+++ Data for this task
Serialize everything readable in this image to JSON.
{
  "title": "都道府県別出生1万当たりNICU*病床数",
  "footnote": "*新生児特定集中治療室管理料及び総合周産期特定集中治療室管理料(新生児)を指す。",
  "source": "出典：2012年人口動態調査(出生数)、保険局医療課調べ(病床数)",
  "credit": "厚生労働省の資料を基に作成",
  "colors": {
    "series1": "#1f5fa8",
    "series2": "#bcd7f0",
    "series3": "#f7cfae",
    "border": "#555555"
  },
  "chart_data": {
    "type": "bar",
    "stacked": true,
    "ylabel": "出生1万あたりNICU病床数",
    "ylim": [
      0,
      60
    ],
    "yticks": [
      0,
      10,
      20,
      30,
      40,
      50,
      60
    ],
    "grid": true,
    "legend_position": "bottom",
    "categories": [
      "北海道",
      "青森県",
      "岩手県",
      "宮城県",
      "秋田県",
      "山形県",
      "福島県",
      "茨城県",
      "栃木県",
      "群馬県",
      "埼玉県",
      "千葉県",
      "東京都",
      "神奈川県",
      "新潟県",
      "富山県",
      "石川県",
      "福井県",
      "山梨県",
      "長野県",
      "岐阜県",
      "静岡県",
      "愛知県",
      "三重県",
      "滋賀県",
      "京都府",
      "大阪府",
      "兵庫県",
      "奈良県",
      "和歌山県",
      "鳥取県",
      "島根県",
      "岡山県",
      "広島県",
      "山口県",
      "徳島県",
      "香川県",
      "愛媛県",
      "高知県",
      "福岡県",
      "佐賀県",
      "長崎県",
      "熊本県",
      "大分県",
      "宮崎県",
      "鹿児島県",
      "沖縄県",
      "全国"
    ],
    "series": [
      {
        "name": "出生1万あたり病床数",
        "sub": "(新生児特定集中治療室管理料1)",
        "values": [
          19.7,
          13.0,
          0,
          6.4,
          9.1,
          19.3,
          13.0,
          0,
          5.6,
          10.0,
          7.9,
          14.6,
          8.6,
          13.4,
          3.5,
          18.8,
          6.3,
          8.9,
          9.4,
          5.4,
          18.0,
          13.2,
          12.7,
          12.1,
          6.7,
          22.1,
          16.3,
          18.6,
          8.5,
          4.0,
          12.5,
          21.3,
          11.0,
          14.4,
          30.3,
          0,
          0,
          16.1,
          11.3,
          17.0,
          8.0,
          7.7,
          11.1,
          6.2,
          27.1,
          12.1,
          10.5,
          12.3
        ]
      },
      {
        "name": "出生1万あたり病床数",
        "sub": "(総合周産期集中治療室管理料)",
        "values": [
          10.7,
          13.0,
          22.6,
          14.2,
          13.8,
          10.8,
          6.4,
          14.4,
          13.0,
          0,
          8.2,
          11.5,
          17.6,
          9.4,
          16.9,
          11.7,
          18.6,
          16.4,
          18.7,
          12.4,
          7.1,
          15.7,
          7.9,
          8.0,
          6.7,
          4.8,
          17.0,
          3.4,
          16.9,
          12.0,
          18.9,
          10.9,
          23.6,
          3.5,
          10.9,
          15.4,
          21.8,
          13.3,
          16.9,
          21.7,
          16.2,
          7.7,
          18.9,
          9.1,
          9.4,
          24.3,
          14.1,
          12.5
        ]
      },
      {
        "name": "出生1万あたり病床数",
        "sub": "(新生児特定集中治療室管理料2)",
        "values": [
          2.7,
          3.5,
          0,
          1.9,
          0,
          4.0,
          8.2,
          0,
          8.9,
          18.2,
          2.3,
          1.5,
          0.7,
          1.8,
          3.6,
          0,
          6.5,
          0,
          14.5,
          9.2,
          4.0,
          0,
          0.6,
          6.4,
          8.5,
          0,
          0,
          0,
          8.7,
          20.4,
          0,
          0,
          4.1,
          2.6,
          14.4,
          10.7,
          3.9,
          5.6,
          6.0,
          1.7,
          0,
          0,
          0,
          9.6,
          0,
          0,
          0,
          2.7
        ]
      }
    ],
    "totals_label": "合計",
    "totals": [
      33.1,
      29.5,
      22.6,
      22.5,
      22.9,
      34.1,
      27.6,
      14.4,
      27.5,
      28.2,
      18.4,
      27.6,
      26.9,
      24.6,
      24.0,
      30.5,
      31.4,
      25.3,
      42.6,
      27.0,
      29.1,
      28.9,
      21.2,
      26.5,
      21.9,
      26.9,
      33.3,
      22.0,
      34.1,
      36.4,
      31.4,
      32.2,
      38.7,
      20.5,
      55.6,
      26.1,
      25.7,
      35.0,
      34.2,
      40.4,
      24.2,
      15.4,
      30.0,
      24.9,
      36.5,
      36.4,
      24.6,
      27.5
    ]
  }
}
++++++
◆ Directions for this task ◆
Write out every entry word for word.

◆ Result below ◆
Serialize everything readable in this image to JSON.
{
  "title": "都道府県別出生1万当たりNICU*病床数",
  "footnote": "*新生児特定集中治療室管理料及び総合周産期特定集中治療室管理料(新生児)を指す。",
  "source": "出典：2012年人口動態調査(出生数)、保険局医療課調べ(病床数)",
  "credit": "厚生労働省の資料を基に作成",
  "colors": {
    "series1": "#1f5fa8",
    "series2": "#bcd7f0",
    "series3": "#f7cfae",
    "border": "#555555"
  },
  "chart_data": {
    "type": "bar",
    "stacked": true,
    "ylabel": "出生1万あたりNICU病床数",
    "ylim": [
      0,
      60
    ],
    "yticks": [
      0,
      10,
      20,
      30,
      40,
      50,
      60
    ],
    "grid": true,
    "legend_position": "bottom",
    "categories": [
      "北海道",
      "青森県",
      "岩手県",
      "宮城県",
      "秋田県",
      "山形県",
      "福島県",
      "茨城県",
      "栃木県",
      "群馬県",
      "埼玉県",
      "千葉県",
      "東京都",
      "神奈川県",
      "新潟県",
      "富山県",
      "石川県",
      "福井県",
      "山梨県",
      "長野県",
      "岐阜県",
      "静岡県",
      "愛知県",
      "三重県",
      "滋賀県",
      "京都府",
      "大阪府",
      "兵庫県",
      "奈良県",
      "和歌山県",
      "鳥取県",
      "島根県",
      "岡山県",
      "広島県",
      "山口県",
      "徳島県",
      "香川県",
      "愛媛県",
      "高知県",
      "福岡県",
      "佐賀県",
      "長崎県",
      "熊本県",
      "大分県",
      "宮崎県",
      "鹿児島県",
      "沖縄県",
      "全国"
    ],
    "series": [
      {
        "name": "出生1万あたり病床数",
        "sub": "(新生児特定集中治療室管理料1)",
        "values": [
          19.7,
          13.0,
          0,
          6.4,
          9.1,
          19.3,
          13.0,
          0,
          5.6,
          10.0,
          7.9,
          14.6,
          8.6,
          13.4,
          3.5,
          18.8,
          6.3,
          8.9,
          9.4,
          5.4,
          18.0,
          13.2,
          12.7,
          12.1,
          6.7,
          22.1,
          16.3,
          18.6,
          8.5,
          4.0,
          12.5,
          21.3,
          11.0,
          14.4,
          30.3,
          0,
          0,
          16.1,
          11.3,
          17.0,
          8.0,
          7.7,
          11.1,
          6.2,
          27.1,
          12.1,
          10.5,
          12.3
        ]
      },
      {
        "name": "出生1万あたり病床数",
        "sub": "(総合周産期集中治療室管理料)",
        "values": [
          10.7,
          13.0,
          22.6,
          14.2,
          13.8,
          10.8,
          6.4,
          14.4,
          13.0,
          0,
          8.2,
          11.5,
          17.6,
          9.4,
          16.9,
          11.7,
          18.6,
          16.4,
          18.7,
          12.4,
          7.1,
          15.7,
          7.9,
          8.0,
          6.7,
          4.8,
          17.0,
          3.4,
          16.9,
          12.0,
          18.9,
          10.9,
          23.6,
          3.5,
          10.9,
          15.4,
          21.8,
          13.3,
          16.9,
          21.7,
          16.2,
          7.7,
          18.9,
          9.1,
          9.4,
          24.3,
          14.1,
          12.5
        ]
      },
      {
        "name": "出生1万あたり病床数",
        "sub": "(新生児特定集中治療室管理料2)",
        "values": [
          2.7,
          3.5,
          0,
          1.9,
          0,
          4.0,
          8.2,
          0,
          8.9,
          18.2,
          2.3,
          1.5,
          0.7,
          1.8,
          3.6,
          0,
          6.5,
          0,
          14.5,
          9.2,
          4.0,
          0,
          0.6,
          6.4,
          8.5,
          0,
          0,
          0,
          8.7,
          20.4,
          0,
          0,
          4.1,
          2.6,
          14.4,
          10.7,
          3.9,
          5.6,
          6.0,
          1.7,
          0,
          0,
          0,
          9.6,
          0,
          0,
          0,
          2.7
        ]
      }
    ],
    "totals_label": "合計",
    "totals": [
      33.1,
      29.5,
      22.6,
      22.5,
      22.9,
      34.1,
      27.6,
      14.4,
      27.5,
      28.2,
      18.4,
      27.6,
      26.9,
      24.6,
      24.0,
      30.5,
      31.4,
      25.3,
      42.6,
      27.0,
      29.1,
      28.9,
      21.2,
      26.5,
      21.9,
      26.9,
      33.3,
      22.0,
      34.1,
      36.4,
      31.4,
      32.2,
      38.7,
      20.5,
      55.6,
      26.1,
      25.7,
      35.0,
      34.2,
      40.4,
      24.2,
      15.4,
      30.0,
      24.9,
      36.5,
      36.4,
      24.6,
      27.5
    ]
  }
}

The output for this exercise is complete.